[Written request] List all lines in the material below that contain "title".

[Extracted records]
>>>

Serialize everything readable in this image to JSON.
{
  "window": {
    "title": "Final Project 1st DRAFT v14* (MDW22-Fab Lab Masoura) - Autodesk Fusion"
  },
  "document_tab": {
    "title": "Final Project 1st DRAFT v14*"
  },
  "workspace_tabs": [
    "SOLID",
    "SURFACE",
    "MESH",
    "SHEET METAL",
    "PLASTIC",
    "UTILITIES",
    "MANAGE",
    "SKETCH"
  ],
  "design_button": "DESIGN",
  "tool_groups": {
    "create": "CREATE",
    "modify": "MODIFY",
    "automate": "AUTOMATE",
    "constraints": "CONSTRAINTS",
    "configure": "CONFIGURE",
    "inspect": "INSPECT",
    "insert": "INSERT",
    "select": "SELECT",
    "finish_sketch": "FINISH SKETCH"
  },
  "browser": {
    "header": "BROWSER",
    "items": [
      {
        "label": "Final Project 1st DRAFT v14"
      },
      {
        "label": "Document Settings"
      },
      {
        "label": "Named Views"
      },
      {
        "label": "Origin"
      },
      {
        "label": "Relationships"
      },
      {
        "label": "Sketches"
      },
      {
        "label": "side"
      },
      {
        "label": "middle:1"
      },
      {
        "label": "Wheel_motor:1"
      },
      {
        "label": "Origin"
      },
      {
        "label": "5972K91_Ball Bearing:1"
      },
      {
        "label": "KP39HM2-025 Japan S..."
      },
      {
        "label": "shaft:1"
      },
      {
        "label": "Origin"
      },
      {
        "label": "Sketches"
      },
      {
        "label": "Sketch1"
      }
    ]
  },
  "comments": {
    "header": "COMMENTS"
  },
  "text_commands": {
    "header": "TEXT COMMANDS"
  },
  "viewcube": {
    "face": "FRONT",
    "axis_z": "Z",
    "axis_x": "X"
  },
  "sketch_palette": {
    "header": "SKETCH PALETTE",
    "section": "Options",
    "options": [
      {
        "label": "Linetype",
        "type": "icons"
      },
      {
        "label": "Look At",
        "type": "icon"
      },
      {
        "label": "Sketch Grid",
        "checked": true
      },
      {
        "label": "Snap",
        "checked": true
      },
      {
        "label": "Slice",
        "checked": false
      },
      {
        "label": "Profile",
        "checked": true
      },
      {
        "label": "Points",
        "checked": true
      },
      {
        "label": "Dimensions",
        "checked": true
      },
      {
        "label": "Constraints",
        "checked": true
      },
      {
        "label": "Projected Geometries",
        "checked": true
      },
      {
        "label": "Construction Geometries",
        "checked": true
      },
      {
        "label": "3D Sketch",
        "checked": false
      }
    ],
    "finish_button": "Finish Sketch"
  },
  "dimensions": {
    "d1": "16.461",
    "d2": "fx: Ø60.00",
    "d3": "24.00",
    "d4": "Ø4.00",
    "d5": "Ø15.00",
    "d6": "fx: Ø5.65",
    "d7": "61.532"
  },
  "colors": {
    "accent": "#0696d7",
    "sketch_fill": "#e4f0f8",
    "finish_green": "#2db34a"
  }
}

<<<

[Result of the task]
    "title": "Final Project 1st DRAFT v14* (MDW22-Fab Lab Masoura) - Autodesk Fusion"
    "title": "Final Project 1st DRAFT v14*"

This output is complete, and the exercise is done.